__WHAT IS BEING ASKED__:
In the data that follows, count the lines in which the word "have" occurs, and report that figure alone.

** start THE INPUT **

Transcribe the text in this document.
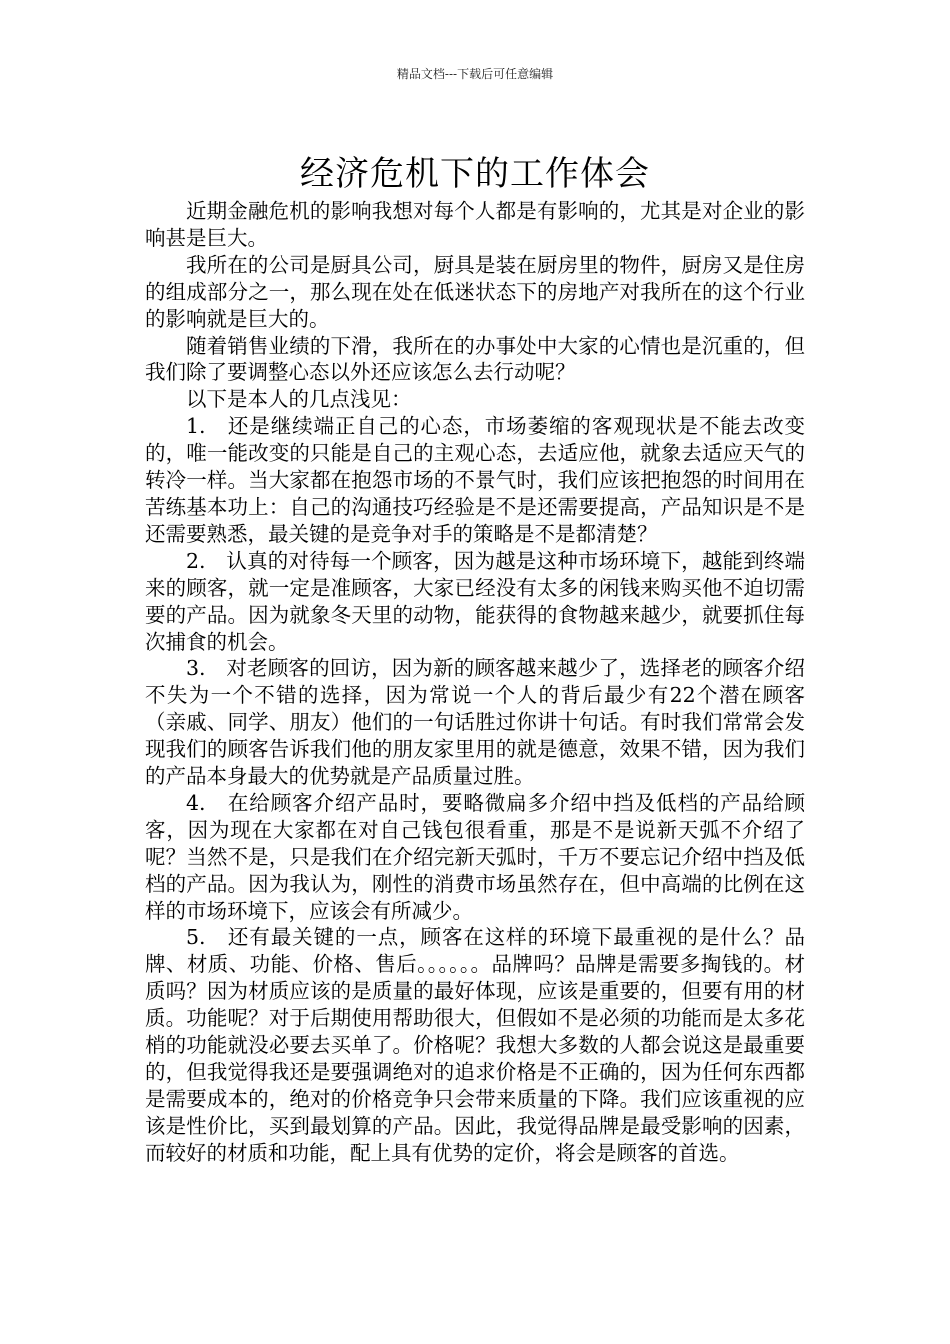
精品文档---下载后可任意编辑
经济危机下的工作体会

近期金融危机的影响我想对每个人都是有影响的，尤其是对企业的影响甚是巨大。

我所在的公司是厨具公司，厨具是装在厨房里的物件，厨房又是住房的组成部分之一，那么现在处在低迷状态下的房地产对我所在的这个行业的影响就是巨大的。

随着销售业绩的下滑，我所在的办事处中大家的心情也是沉重的，但我们除了要调整心态以外还应该怎么去行动呢？

以下是本人的几点浅见：

1.　还是继续端正自己的心态，市场萎缩的客观现状是不能去改变的，唯一能改变的只能是自己的主观心态，去适应他，就象去适应天气的转冷一样。当大家都在抱怨市场的不景气时，我们应该把抱怨的时间用在苦练基本功上：自己的沟通技巧经验是不是还需要提高，产品知识是不是还需要熟悉，最关键的是竞争对手的策略是不是都清楚？

2.　认真的对待每一个顾客，因为越是这种市场环境下，越能到终端来的顾客，就一定是准顾客，大家已经没有太多的闲钱来购买他不迫切需要的产品。因为就象冬天里的动物，能获得的食物越来越少，就要抓住每次捕食的机会。

3.　对老顾客的回访，因为新的顾客越来越少了，选择老的顾客介绍不失为一个不错的选择，因为常说一个人的背后最少有22个潜在顾客（亲戚、同学、朋友）他们的一句话胜过你讲十句话。有时我们常常会发现我们的顾客告诉我们他的朋友家里用的就是德意，效果不错，因为我们的产品本身最大的优势就是产品质量过胜。

4.　在给顾客介绍产品时，要略微扁多介绍中挡及低档的产品给顾客，因为现在大家都在对自己钱包很看重，那是不是说新天弧不介绍了呢？当然不是，只是我们在介绍完新天弧时，千万不要忘记介绍中挡及低档的产品。因为我认为，刚性的消费市场虽然存在，但中高端的比例在这样的市场环境下，应该会有所减少。

5.　还有最关键的一点，顾客在这样的环境下最重视的是什么？品牌、材质、功能、价格、售后。。。。。。品牌吗？品牌是需要多掏钱的。材质吗？因为材质应该的是质量的最好体现，应该是重要的，但要有用的材质。功能呢？对于后期使用帮助很大，但假如不是必须的功能而是太多花梢的功能就没必要去买单了。价格呢？我想大多数的人都会说这是最重要的，但我觉得我还是要强调绝对的追求价格是不正确的，因为任何东西都是需要成本的，绝对的价格竞争只会带来质量的下降。我们应该重视的应该是性价比，买到最划算的产品。因此，我觉得品牌是最受影响的因素，而较好的材质和功能，配上具有优势的定价，将会是顾客的首选。
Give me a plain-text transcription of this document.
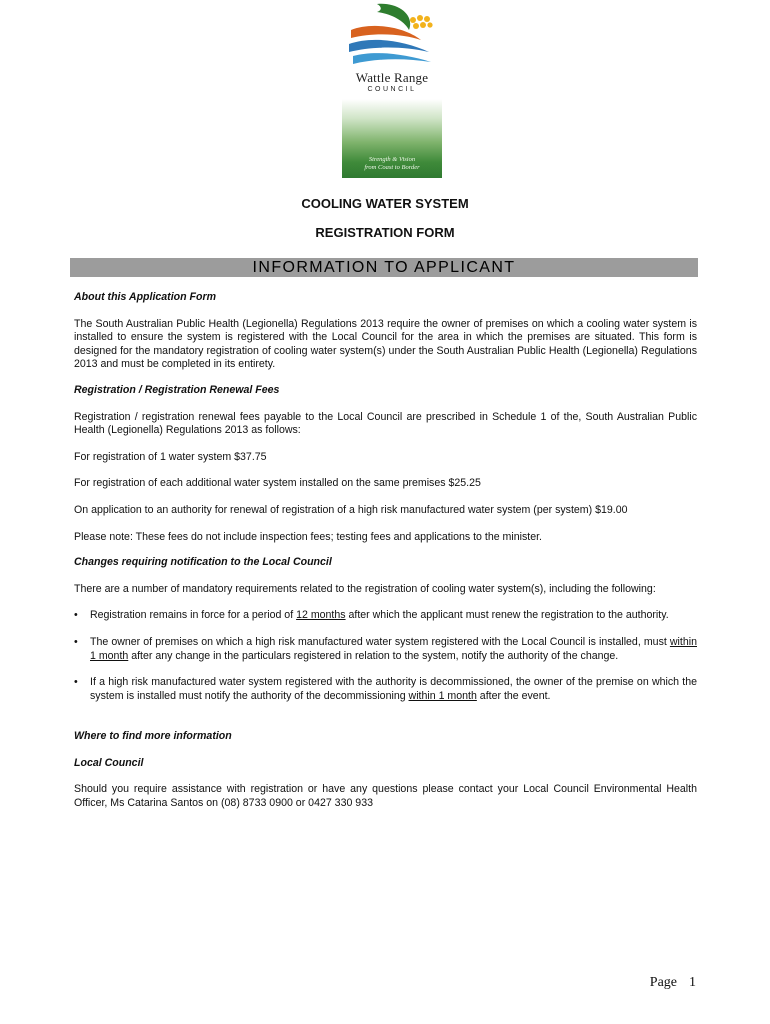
Wattle Range
COUNCIL
Strength & Vision
from Coast to Border
COOLING WATER SYSTEM
REGISTRATION FORM
INFORMATION TO APPLICANT

About this Application Form

The South Australian Public Health (Legionella) Regulations 2013 require the owner of premises on which a cooling water system is installed to ensure the system is registered with the Local Council for the area in which the premises are situated. This form is designed for the mandatory registration of cooling water system(s) under the South Australian Public Health (Legionella) Regulations 2013 and must be completed in its entirety.

Registration / Registration Renewal Fees

Registration / registration renewal fees payable to the Local Council are prescribed in Schedule 1 of the, South Australian Public Health (Legionella) Regulations 2013 as follows:

For registration of 1 water system $37.75

For registration of each additional water system installed on the same premises $25.25

On application to an authority for renewal of registration of a high risk manufactured water system (per system) $19.00

Please note: These fees do not include inspection fees; testing fees and applications to the minister.

Changes requiring notification to the Local Council

There are a number of mandatory requirements related to the registration of cooling water system(s), including the following:

• Registration remains in force for a period of 12 months after which the applicant must renew the registration to the authority.
• The owner of premises on which a high risk manufactured water system registered with the Local Council is installed, must within 1 month after any change in the particulars registered in relation to the system, notify the authority of the change.
• If a high risk manufactured water system registered with the authority is decommissioned, the owner of the premise on which the system is installed must notify the authority of the decommissioning within 1 month after the event.

Where to find more information

Local Council

Should you require assistance with registration or have any questions please contact your Local Council Environmental Health Officer, Ms Catarina Santos on (08) 8733 0900 or 0427 330 933

Page 1
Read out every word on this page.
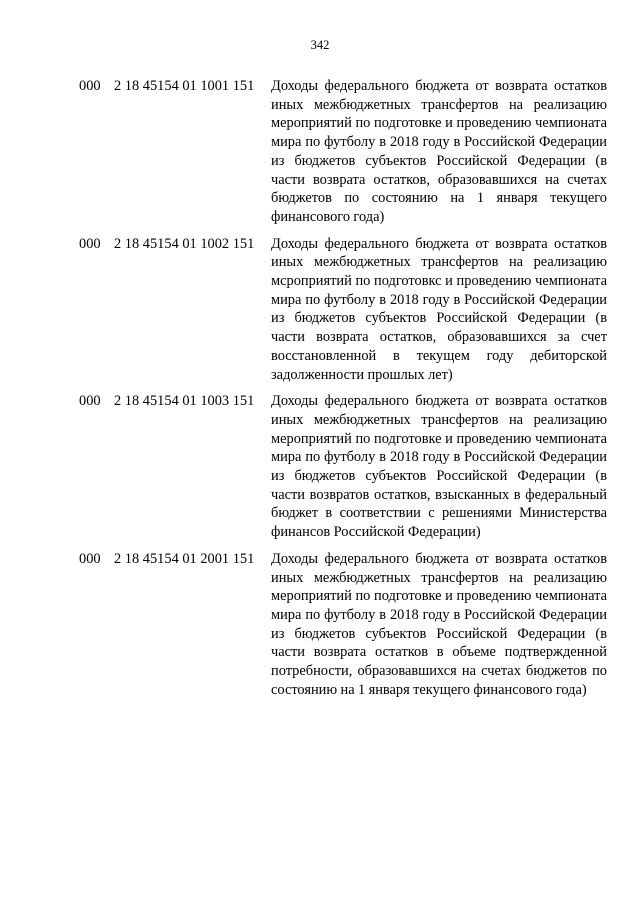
342
000 2 18 45154 01 1001 151 Доходы федерального бюджета от возврата остатков иных межбюджетных трансфертов на реализацию мероприятий по подготовке и проведению чемпионата мира по футболу в 2018 году в Российской Федерации из бюджетов субъектов Российской Федерации (в части возврата остатков, образовавшихся на счетах бюджетов по состоянию на 1 января текущего финансового года)
000 2 18 45154 01 1002 151 Доходы федерального бюджета от возврата остатков иных межбюджетных трансфертов на реализацию мсроприятий по подготовкс и проведению чемпионата мира по футболу в 2018 году в Российской Федерации из бюджетов субъектов Российской Федерации (в части возврата остатков, образовавшихся за счет восстановленной в текущем году дебиторской задолженности прошлых лет)
000 2 18 45154 01 1003 151 Доходы федерального бюджета от возврата остатков иных межбюджетных трансфертов на реализацию мероприятий по подготовке и проведению чемпионата мира по футболу в 2018 году в Российской Федерации из бюджетов субъектов Российской Федерации (в части возвратов остатков, взысканных в федеральный бюджет в соответствии с решениями Министерства финансов Российской Федерации)
000 2 18 45154 01 2001 151 Доходы федерального бюджета от возврата остатков иных межбюджетных трансфертов на реализацию мероприятий по подготовке и проведению чемпионата мира по футболу в 2018 году в Российской Федерации из бюджетов субъектов Российской Федерации (в части возврата остатков в объеме подтвержденной потребности, образовавшихся на счетах бюджетов по состоянию на 1 января текущего финансового года)
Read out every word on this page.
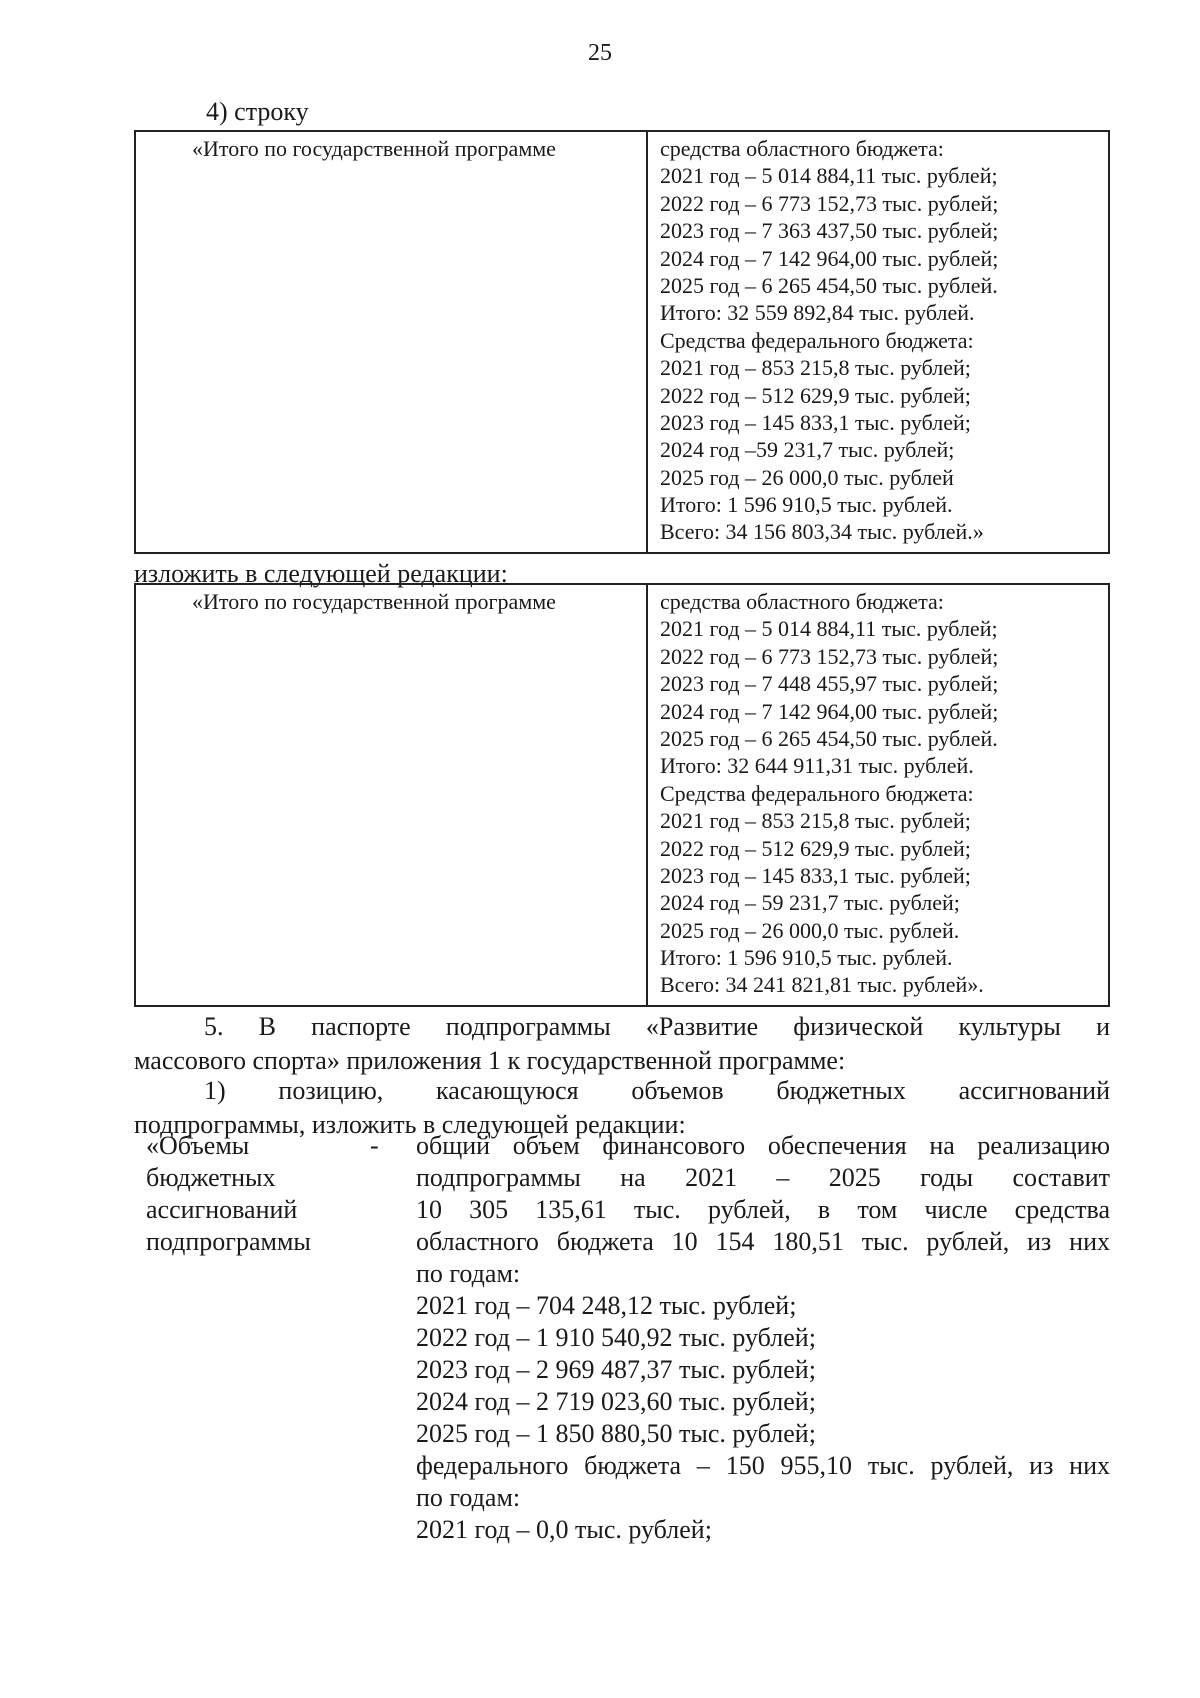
25
4) строку
«Итого по государственной программе	средства областного бюджета:
2021 год – 5 014 884,11 тыс. рублей;
2022 год – 6 773 152,73 тыс. рублей;
2023 год – 7 363 437,50 тыс. рублей;
2024 год – 7 142 964,00 тыс. рублей;
2025 год – 6 265 454,50 тыс. рублей.
Итого: 32 559 892,84 тыс. рублей.
Средства федерального бюджета:
2021 год – 853 215,8 тыс. рублей;
2022 год – 512 629,9 тыс. рублей;
2023 год – 145 833,1 тыс. рублей;
2024 год –59 231,7 тыс. рублей;
2025 год – 26 000,0 тыс. рублей
Итого: 1 596 910,5 тыс. рублей.
Всего: 34 156 803,34 тыс. рублей.»
изложить в следующей редакции:
«Итого по государственной программе	средства областного бюджета:
2021 год – 5 014 884,11 тыс. рублей;
2022 год – 6 773 152,73 тыс. рублей;
2023 год – 7 448 455,97 тыс. рублей;
2024 год – 7 142 964,00 тыс. рублей;
2025 год – 6 265 454,50 тыс. рублей.
Итого: 32 644 911,31 тыс. рублей.
Средства федерального бюджета:
2021 год – 853 215,8 тыс. рублей;
2022 год – 512 629,9 тыс. рублей;
2023 год – 145 833,1 тыс. рублей;
2024 год – 59 231,7 тыс. рублей;
2025 год – 26 000,0 тыс. рублей.
Итого: 1 596 910,5 тыс. рублей.
Всего: 34 241 821,81 тыс. рублей».
5. В паспорте подпрограммы «Развитие физической культуры и
массового спорта» приложения 1 к государственной программе:
1) позицию, касающуюся объемов бюджетных ассигнований
подпрограммы, изложить в следующей редакции:
«Объемы
бюджетных
ассигнований
подпрограммы
-	общий объем финансового обеспечения на реализацию
подпрограммы на 2021 – 2025 годы составит
10 305 135,61 тыс. рублей, в том числе средства
областного бюджета 10 154 180,51 тыс. рублей, из них
по годам:
2021 год – 704 248,12 тыс. рублей;
2022 год – 1 910 540,92 тыс. рублей;
2023 год – 2 969 487,37 тыс. рублей;
2024 год – 2 719 023,60 тыс. рублей;
2025 год – 1 850 880,50 тыс. рублей;
федерального бюджета – 150 955,10 тыс. рублей, из них
по годам:
2021 год – 0,0 тыс. рублей;
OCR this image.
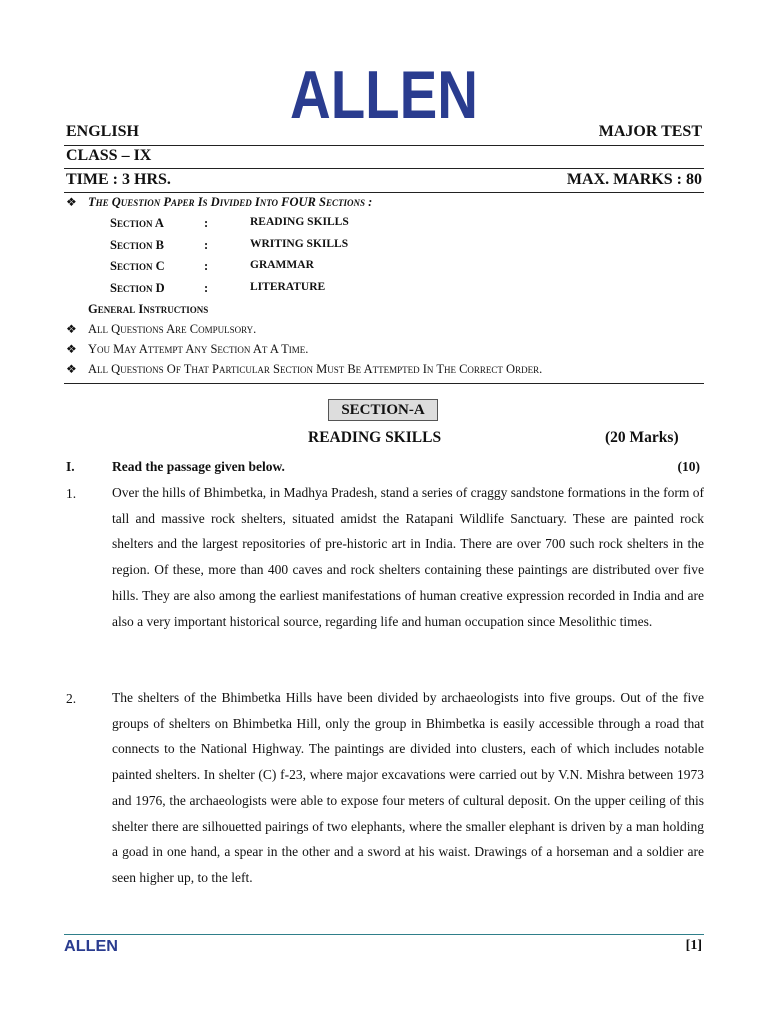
ALLEN
ENGLISH	MAJOR TEST
CLASS – IX
TIME : 3 HRS.	MAX. MARKS : 80
❖ The Question Paper Is Divided Into FOUR Sections :
Section A	:	READING SKILLS
Section B	:	WRITING SKILLS
Section C	:	GRAMMAR
Section D	:	LITERATURE
General Instructions
❖ All Questions Are Compulsory.
❖ You May Attempt Any Section At A Time.
❖ All Questions Of That Particular Section Must Be Attempted In The Correct Order.
SECTION-A
READING SKILLS	(20 Marks)
I.	Read the passage given below.	(10)
1.	Over the hills of Bhimbetka, in Madhya Pradesh, stand a series of craggy sandstone formations in the form of tall and massive rock shelters, situated amidst the Ratapani Wildlife Sanctuary. These are painted rock shelters and the largest repositories of pre-historic art in India. There are over 700 such rock shelters in the region. Of these, more than 400 caves and rock shelters containing these paintings are distributed over five hills. They are also among the earliest manifestations of human creative expression recorded in India and are also a very important historical source, regarding life and human occupation since Mesolithic times.
2.	The shelters of the Bhimbetka Hills have been divided by archaeologists into five groups. Out of the five groups of shelters on Bhimbetka Hill, only the group in Bhimbetka is easily accessible through a road that connects to the National Highway. The paintings are divided into clusters, each of which includes notable painted shelters. In shelter (C) f-23, where major excavations were carried out by V.N. Mishra between 1973 and 1976, the archaeologists were able to expose four meters of cultural deposit. On the upper ceiling of this shelter there are silhouetted pairings of two elephants, where the smaller elephant is driven by a man holding a goad in one hand, a spear in the other and a sword at his waist. Drawings of a horseman and a soldier are seen higher up, to the left.
ALLEN	[1]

** end THE INPUT **

__FULL SOLUTION__:
2